▶ Records for the exercise
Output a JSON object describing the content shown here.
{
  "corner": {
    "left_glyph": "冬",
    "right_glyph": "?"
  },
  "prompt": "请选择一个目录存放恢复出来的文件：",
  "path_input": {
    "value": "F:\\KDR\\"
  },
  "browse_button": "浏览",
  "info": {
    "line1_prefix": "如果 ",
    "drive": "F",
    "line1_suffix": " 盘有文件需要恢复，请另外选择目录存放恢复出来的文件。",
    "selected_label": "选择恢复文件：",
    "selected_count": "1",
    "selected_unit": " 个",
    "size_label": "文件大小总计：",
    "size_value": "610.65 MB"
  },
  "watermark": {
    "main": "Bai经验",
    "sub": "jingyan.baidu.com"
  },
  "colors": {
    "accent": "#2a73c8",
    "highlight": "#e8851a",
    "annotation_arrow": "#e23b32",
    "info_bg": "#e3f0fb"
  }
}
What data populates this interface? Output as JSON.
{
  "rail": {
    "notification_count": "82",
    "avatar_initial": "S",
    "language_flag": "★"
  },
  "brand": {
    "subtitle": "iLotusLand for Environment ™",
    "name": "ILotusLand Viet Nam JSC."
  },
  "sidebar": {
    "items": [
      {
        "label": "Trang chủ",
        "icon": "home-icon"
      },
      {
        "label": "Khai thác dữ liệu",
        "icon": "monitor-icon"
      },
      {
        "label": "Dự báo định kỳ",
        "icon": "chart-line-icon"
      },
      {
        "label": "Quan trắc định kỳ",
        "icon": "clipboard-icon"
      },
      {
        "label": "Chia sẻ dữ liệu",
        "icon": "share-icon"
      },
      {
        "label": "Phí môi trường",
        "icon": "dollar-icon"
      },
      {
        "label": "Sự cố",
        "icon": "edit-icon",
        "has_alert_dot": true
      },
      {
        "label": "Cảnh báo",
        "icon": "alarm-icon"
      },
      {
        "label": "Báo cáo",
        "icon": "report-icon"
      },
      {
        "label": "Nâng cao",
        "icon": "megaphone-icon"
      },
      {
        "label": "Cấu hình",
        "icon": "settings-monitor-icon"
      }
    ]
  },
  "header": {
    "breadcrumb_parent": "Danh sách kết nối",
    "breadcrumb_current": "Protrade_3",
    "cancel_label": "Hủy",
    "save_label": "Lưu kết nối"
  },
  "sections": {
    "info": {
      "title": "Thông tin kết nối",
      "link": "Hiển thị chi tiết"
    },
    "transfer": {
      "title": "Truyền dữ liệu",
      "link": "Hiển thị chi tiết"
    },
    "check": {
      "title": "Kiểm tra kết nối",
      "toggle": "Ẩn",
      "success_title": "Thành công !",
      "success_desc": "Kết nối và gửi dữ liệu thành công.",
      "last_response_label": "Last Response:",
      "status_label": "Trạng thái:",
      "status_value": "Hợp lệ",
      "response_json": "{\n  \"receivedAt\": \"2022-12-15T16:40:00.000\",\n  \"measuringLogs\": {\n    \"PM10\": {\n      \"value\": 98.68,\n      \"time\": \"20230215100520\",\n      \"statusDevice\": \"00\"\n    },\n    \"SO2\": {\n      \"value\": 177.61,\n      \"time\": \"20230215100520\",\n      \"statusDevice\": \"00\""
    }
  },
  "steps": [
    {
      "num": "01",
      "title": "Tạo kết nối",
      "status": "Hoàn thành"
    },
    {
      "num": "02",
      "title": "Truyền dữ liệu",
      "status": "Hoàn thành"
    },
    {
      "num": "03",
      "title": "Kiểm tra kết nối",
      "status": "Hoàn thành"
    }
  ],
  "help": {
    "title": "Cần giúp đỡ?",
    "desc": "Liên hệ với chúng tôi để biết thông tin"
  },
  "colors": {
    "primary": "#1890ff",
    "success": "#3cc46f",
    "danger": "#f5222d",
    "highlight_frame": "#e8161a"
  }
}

▶ What you need to do
Copy out the whole listing, exactly as written.

▶ Full response
Output a JSON object describing the content shown here.
{
  "corner": {
    "left_glyph": "冬",
    "right_glyph": "?"
  },
  "prompt": "请选择一个目录存放恢复出来的文件：",
  "path_input": {
    "value": "F:\\KDR\\"
  },
  "browse_button": "浏览",
  "info": {
    "line1_prefix": "如果 ",
    "drive": "F",
    "line1_suffix": " 盘有文件需要恢复，请另外选择目录存放恢复出来的文件。",
    "selected_label": "选择恢复文件：",
    "selected_count": "1",
    "selected_unit": " 个",
    "size_label": "文件大小总计：",
    "size_value": "610.65 MB"
  },
  "watermark": {
    "main": "Bai经验",
    "sub": "jingyan.baidu.com"
  },
  "colors": {
    "accent": "#2a73c8",
    "highlight": "#e8851a",
    "annotation_arrow": "#e23b32",
    "info_bg": "#e3f0fb"
  }
}
What data populates this interface? Output as JSON.
{
  "rail": {
    "notification_count": "82",
    "avatar_initial": "S",
    "language_flag": "★"
  },
  "brand": {
    "subtitle": "iLotusLand for Environment ™",
    "name": "ILotusLand Viet Nam JSC."
  },
  "sidebar": {
    "items": [
      {
        "label": "Trang chủ",
        "icon": "home-icon"
      },
      {
        "label": "Khai thác dữ liệu",
        "icon": "monitor-icon"
      },
      {
        "label": "Dự báo định kỳ",
        "icon": "chart-line-icon"
      },
      {
        "label": "Quan trắc định kỳ",
        "icon": "clipboard-icon"
      },
      {
        "label": "Chia sẻ dữ liệu",
        "icon": "share-icon"
      },
      {
        "label": "Phí môi trường",
        "icon": "dollar-icon"
      },
      {
        "label": "Sự cố",
        "icon": "edit-icon",
        "has_alert_dot": true
      },
      {
        "label": "Cảnh báo",
        "icon": "alarm-icon"
      },
      {
        "label": "Báo cáo",
        "icon": "report-icon"
      },
      {
        "label": "Nâng cao",
        "icon": "megaphone-icon"
      },
      {
        "label": "Cấu hình",
        "icon": "settings-monitor-icon"
      }
    ]
  },
  "header": {
    "breadcrumb_parent": "Danh sách kết nối",
    "breadcrumb_current": "Protrade_3",
    "cancel_label": "Hủy",
    "save_label": "Lưu kết nối"
  },
  "sections": {
    "info": {
      "title": "Thông tin kết nối",
      "link": "Hiển thị chi tiết"
    },
    "transfer": {
      "title": "Truyền dữ liệu",
      "link": "Hiển thị chi tiết"
    },
    "check": {
      "title": "Kiểm tra kết nối",
      "toggle": "Ẩn",
      "success_title": "Thành công !",
      "success_desc": "Kết nối và gửi dữ liệu thành công.",
      "last_response_label": "Last Response:",
      "status_label": "Trạng thái:",
      "status_value": "Hợp lệ",
      "response_json": "{\n  \"receivedAt\": \"2022-12-15T16:40:00.000\",\n  \"measuringLogs\": {\n    \"PM10\": {\n      \"value\": 98.68,\n      \"time\": \"20230215100520\",\n      \"statusDevice\": \"00\"\n    },\n    \"SO2\": {\n      \"value\": 177.61,\n      \"time\": \"20230215100520\",\n      \"statusDevice\": \"00\""
    }
  },
  "steps": [
    {
      "num": "01",
      "title": "Tạo kết nối",
      "status": "Hoàn thành"
    },
    {
      "num": "02",
      "title": "Truyền dữ liệu",
      "status": "Hoàn thành"
    },
    {
      "num": "03",
      "title": "Kiểm tra kết nối",
      "status": "Hoàn thành"
    }
  ],
  "help": {
    "title": "Cần giúp đỡ?",
    "desc": "Liên hệ với chúng tôi để biết thông tin"
  },
  "colors": {
    "primary": "#1890ff",
    "success": "#3cc46f",
    "danger": "#f5222d",
    "highlight_frame": "#e8161a"
  }
}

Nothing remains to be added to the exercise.